— start Document segment —

It is high time people gave up the tendency to run down India's public sector and commend the private sector by contrast. In the aftermath of the 2008 Wall Street meltdown and the tsunami waves that it sent across the world, our private sector started sending distress signals. Its image was further dented by the Satyam scandal. But the public sector, in contrast, stood up magnificently. No lay-offs, no wage-cut, no dividend skipping, but still better working results on the whole.

A great majority of public sector undertakings have established records of steady profitability and performance. And, several amongst them, such as Bharat Heavy Electricals Limited (Bhel), Coal India Limited (CIL) and National Thermal Power Corporation (NTPC), have attained global standards. Bhel has regularly declared dividends for 20 years now. Its order books are full for the next 10 years. CIL has broken new grounds by acquiring coal mines overseas. It has paid the government a dividend of Rs 1,700 crore. About 41 Central public sector enterprises are listed, and they account for around 40 per cent of the total capitalisation of stocks listed on the Bombay Stock Exchange (BSE)! That's not all. As many as six out of the top-10 listed companies on the BSE are public sector enterprises.

If the Left had not scuttled the UPA government's excellent objective of throwing open parts of its shareholding in some select public sector enterprises without changing its majority ownership, these companies would have been much more largely-held ones by now. Here it should be emphasised that if companies like BSNL or CIL throw open 10 per cent of their shareholding for public subscription, they would straight away walk into the Fortune-500 league.

— end Document segment —
— start Data entries —

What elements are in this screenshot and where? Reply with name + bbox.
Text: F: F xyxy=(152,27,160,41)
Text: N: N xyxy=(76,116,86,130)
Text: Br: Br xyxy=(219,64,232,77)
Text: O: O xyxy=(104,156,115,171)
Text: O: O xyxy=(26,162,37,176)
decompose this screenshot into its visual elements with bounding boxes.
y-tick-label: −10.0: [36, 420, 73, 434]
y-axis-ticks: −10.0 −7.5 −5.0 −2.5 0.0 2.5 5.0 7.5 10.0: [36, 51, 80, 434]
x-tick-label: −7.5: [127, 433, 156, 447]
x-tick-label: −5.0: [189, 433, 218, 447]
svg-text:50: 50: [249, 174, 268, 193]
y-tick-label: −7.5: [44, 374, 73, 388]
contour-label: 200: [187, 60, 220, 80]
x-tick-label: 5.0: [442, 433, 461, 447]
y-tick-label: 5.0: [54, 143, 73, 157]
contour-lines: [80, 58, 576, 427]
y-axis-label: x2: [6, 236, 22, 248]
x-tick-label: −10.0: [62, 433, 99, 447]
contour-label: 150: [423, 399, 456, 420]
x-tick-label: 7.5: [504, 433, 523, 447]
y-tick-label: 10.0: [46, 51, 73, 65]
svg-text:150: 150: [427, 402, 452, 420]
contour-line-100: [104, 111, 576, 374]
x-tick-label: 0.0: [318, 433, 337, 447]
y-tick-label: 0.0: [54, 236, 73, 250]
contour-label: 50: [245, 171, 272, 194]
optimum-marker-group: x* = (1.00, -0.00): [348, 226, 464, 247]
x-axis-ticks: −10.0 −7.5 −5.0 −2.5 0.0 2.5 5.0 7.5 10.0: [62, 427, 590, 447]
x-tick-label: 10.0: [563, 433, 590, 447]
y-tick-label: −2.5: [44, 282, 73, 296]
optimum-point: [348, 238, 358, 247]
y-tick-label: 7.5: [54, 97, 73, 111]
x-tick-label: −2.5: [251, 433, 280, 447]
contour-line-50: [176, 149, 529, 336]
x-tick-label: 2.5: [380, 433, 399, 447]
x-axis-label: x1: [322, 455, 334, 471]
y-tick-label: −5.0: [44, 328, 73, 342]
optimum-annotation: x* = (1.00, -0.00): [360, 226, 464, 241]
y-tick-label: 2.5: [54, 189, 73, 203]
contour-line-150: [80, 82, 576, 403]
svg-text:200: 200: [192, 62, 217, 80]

— end Data entries —

**Task statement**
Answer these questions from the text on India's public sector:
(a) For how many years has Bhel regularly declared dividends?
(b) What dividend has CIL paid the government?
(c) What portion of their shareholding would companies like BSNL or CIL need to open for public subscription to walk into the Fortune-500 league?

**Correct output**
(a) 20 years
(b) Rs 1,700 crore
(c) 10 per cent